'''
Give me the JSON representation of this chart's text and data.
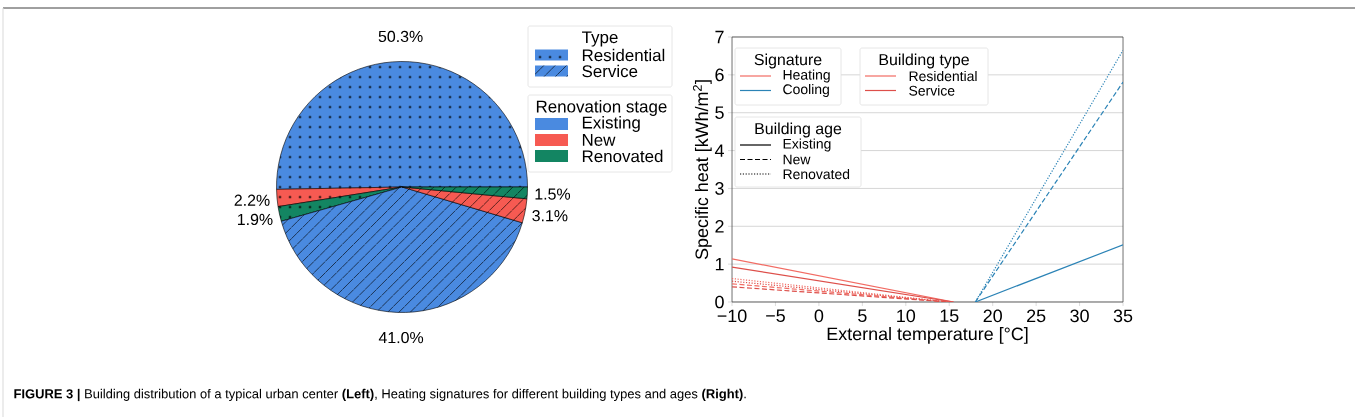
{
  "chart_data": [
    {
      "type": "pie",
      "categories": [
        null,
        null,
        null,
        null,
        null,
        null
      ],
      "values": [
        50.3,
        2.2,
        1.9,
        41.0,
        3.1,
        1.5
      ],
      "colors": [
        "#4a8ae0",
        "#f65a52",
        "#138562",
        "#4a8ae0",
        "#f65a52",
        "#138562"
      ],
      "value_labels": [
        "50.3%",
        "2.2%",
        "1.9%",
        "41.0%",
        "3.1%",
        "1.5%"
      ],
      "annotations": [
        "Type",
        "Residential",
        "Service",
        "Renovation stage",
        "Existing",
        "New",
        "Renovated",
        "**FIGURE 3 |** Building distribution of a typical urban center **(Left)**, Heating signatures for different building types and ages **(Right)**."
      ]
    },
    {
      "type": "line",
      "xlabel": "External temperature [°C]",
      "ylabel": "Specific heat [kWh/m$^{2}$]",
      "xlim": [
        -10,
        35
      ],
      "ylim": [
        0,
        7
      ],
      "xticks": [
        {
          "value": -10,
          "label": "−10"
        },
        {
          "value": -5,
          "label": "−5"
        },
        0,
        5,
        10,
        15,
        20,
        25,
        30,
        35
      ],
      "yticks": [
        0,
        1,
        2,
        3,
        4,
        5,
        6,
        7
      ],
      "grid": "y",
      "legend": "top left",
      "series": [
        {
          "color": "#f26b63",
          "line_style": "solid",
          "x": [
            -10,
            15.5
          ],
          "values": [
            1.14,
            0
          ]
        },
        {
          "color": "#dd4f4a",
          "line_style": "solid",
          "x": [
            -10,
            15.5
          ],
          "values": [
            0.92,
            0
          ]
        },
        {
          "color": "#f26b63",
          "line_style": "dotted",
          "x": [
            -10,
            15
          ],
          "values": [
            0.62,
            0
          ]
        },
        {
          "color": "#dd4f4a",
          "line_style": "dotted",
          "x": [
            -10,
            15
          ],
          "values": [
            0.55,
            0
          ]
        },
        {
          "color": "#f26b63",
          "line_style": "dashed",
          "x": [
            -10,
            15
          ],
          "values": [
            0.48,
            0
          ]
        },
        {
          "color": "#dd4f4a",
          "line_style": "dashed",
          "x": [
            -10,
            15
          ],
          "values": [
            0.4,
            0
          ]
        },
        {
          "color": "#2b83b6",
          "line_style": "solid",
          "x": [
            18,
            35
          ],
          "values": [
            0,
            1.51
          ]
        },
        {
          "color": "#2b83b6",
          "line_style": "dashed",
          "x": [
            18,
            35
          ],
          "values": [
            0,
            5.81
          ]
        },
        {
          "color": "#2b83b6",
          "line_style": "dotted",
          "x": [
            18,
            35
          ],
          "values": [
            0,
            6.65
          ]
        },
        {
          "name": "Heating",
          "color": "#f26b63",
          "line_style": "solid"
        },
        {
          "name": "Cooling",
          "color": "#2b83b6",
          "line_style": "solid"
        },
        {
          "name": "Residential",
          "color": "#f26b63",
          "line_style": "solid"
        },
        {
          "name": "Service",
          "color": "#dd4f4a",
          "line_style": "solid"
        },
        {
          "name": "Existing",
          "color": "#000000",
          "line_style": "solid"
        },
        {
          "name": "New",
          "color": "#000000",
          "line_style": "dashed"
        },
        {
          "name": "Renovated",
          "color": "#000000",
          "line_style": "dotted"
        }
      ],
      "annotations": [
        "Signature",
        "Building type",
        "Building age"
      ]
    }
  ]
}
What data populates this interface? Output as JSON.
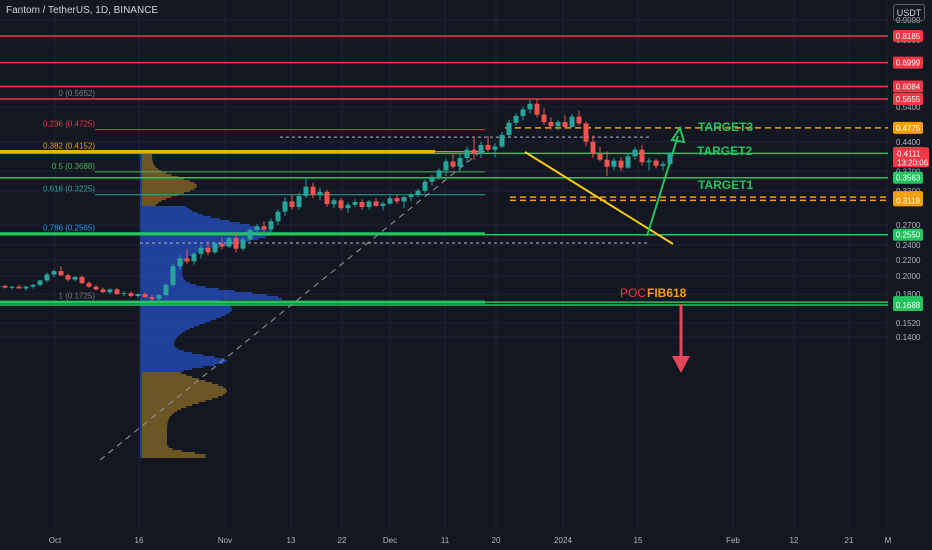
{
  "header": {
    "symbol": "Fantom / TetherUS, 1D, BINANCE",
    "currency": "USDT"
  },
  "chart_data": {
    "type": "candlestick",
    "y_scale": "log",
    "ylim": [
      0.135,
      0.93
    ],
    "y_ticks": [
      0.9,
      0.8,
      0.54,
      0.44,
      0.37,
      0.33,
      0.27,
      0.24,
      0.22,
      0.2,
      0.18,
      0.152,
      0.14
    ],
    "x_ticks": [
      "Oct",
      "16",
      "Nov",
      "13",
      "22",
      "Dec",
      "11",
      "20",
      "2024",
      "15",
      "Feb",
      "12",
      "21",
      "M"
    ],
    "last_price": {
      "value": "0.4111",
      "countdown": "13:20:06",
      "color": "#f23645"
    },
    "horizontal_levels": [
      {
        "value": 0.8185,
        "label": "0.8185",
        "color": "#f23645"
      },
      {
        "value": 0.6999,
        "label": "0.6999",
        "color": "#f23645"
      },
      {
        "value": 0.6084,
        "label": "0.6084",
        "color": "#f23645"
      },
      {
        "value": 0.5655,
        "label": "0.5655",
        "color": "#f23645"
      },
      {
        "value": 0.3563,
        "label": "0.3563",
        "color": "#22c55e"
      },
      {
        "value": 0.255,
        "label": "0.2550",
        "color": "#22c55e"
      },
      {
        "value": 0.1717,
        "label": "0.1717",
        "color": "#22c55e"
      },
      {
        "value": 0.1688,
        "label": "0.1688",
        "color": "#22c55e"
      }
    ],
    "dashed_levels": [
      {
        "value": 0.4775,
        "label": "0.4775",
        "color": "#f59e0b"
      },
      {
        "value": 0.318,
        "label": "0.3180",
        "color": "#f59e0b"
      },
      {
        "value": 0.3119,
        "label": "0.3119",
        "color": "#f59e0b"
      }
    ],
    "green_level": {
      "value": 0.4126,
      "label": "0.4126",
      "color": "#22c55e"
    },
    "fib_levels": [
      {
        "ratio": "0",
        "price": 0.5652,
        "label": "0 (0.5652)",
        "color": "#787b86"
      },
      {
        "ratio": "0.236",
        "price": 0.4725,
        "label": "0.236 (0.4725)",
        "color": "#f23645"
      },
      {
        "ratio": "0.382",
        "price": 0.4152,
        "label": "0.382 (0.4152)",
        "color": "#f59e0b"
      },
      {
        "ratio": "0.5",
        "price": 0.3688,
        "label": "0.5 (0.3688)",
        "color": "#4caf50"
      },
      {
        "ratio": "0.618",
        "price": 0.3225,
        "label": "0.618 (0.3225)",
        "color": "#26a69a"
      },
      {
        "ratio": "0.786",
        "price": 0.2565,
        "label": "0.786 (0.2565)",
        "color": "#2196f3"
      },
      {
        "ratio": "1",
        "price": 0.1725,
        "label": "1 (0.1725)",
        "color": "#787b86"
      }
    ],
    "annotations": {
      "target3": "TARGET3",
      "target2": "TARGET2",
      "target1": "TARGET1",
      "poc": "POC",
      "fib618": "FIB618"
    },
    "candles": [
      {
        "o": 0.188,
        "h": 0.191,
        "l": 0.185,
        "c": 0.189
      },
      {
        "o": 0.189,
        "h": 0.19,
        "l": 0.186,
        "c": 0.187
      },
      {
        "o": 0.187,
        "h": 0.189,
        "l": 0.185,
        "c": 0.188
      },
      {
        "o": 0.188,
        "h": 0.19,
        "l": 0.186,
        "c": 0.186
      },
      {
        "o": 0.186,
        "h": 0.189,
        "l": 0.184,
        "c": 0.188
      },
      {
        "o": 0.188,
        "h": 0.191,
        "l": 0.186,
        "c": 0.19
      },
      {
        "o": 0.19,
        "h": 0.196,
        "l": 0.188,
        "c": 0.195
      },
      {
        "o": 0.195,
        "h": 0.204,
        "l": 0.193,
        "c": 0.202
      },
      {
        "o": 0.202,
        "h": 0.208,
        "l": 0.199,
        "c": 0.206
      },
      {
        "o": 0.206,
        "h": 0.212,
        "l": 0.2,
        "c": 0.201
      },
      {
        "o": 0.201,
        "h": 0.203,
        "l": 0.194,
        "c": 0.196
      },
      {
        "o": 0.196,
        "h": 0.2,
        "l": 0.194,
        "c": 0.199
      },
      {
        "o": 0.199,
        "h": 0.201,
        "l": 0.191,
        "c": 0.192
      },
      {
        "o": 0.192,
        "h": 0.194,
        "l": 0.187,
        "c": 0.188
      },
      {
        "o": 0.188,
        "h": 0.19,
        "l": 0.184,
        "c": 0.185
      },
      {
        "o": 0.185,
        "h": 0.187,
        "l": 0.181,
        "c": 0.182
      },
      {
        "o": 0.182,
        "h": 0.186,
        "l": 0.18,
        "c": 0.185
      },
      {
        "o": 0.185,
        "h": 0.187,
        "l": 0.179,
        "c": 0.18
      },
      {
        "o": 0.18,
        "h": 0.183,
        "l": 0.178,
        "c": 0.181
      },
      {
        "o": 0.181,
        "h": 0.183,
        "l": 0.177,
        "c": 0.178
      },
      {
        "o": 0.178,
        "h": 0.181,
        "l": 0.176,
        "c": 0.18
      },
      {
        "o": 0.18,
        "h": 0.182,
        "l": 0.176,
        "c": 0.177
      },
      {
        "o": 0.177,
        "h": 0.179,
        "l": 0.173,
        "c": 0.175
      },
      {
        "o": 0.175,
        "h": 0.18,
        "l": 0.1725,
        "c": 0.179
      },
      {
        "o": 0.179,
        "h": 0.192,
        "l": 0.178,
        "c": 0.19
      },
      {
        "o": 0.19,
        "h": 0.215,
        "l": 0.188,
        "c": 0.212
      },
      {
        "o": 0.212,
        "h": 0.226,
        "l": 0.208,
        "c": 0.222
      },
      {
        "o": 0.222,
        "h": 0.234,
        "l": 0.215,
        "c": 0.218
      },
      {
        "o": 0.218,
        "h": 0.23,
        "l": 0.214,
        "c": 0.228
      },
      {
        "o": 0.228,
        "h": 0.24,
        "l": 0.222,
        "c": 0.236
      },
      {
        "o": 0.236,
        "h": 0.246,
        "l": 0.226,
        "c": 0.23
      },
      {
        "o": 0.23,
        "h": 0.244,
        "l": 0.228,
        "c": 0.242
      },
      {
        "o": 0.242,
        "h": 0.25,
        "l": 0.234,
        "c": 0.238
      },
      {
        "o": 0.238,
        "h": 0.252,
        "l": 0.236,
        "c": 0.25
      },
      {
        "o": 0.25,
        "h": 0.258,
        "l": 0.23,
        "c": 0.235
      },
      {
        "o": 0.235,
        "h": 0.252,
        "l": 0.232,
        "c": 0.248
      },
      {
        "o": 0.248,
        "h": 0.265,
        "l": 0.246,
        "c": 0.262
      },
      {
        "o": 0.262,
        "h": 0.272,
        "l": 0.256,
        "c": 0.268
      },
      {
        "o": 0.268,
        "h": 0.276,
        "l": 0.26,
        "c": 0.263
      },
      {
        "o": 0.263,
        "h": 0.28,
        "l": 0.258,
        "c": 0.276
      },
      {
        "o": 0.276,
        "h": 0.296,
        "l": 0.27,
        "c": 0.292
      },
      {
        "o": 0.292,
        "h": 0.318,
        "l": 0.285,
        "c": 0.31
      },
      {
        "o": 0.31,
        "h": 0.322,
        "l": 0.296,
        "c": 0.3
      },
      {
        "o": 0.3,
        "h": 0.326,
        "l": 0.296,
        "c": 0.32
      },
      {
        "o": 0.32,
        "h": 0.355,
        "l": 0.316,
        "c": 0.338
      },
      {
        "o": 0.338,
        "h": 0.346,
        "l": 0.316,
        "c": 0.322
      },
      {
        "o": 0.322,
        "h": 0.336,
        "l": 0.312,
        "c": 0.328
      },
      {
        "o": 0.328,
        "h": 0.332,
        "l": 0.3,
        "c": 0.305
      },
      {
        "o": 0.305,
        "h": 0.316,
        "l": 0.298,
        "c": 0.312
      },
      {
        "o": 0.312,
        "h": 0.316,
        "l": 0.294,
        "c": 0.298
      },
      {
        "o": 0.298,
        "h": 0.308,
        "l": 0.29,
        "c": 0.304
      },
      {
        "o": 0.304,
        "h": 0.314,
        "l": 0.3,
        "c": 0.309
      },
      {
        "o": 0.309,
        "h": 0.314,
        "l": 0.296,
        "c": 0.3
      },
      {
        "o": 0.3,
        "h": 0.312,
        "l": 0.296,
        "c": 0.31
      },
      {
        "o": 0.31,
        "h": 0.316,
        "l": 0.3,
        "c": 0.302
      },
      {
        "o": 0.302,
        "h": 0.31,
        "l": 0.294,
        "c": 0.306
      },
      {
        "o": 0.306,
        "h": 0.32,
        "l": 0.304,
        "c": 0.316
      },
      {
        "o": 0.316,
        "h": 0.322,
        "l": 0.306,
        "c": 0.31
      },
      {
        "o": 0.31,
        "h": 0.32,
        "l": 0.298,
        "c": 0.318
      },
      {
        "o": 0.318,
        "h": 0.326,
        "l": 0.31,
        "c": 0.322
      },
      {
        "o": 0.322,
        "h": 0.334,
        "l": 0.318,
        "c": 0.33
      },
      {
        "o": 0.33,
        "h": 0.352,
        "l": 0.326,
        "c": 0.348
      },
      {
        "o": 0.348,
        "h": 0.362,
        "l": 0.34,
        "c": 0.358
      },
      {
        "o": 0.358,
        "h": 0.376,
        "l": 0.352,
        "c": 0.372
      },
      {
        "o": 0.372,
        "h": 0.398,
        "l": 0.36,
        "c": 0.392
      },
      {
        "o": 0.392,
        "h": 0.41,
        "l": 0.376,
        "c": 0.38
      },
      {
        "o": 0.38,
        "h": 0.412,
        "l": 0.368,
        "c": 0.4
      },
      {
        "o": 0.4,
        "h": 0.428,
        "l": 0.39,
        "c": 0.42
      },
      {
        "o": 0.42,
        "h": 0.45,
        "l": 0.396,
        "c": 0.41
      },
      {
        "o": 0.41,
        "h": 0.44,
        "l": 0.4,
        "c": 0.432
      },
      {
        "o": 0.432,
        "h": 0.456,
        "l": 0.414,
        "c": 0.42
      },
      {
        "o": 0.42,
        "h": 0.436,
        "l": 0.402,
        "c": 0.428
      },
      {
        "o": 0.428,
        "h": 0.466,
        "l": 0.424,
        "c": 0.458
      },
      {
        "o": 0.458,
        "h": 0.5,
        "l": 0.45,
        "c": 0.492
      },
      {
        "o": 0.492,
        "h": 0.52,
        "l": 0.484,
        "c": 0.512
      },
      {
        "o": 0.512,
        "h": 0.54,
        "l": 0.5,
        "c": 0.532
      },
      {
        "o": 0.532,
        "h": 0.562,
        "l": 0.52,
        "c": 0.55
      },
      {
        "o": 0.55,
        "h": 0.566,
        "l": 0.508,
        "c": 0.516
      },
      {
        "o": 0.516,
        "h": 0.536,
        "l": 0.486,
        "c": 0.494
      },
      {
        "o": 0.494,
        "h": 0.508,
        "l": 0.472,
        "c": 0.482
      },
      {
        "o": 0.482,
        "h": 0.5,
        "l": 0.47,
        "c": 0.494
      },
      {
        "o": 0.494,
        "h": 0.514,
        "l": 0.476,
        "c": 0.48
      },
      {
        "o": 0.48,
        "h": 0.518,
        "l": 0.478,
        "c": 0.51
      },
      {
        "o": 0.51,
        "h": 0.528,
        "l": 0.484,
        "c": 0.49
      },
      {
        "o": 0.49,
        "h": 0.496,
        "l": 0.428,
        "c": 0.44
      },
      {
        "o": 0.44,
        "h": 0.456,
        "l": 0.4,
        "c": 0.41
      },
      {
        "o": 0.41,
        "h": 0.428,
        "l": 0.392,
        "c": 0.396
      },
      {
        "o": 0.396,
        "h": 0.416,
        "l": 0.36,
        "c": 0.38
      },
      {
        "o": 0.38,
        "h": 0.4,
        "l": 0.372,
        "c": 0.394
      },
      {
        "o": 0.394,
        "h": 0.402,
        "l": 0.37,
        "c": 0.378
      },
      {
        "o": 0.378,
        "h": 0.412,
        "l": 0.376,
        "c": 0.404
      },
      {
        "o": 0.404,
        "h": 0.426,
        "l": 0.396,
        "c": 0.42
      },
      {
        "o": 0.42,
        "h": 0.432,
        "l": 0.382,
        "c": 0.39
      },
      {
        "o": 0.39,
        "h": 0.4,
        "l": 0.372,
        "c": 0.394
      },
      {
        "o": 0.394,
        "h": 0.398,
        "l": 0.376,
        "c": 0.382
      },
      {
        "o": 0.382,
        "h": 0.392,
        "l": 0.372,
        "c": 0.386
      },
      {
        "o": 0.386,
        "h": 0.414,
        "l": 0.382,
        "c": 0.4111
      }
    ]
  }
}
'''
For the listing above, give the number of lines in which the string "name" occurs, and nothing else.

* ANSWER FOR THE TASK *
7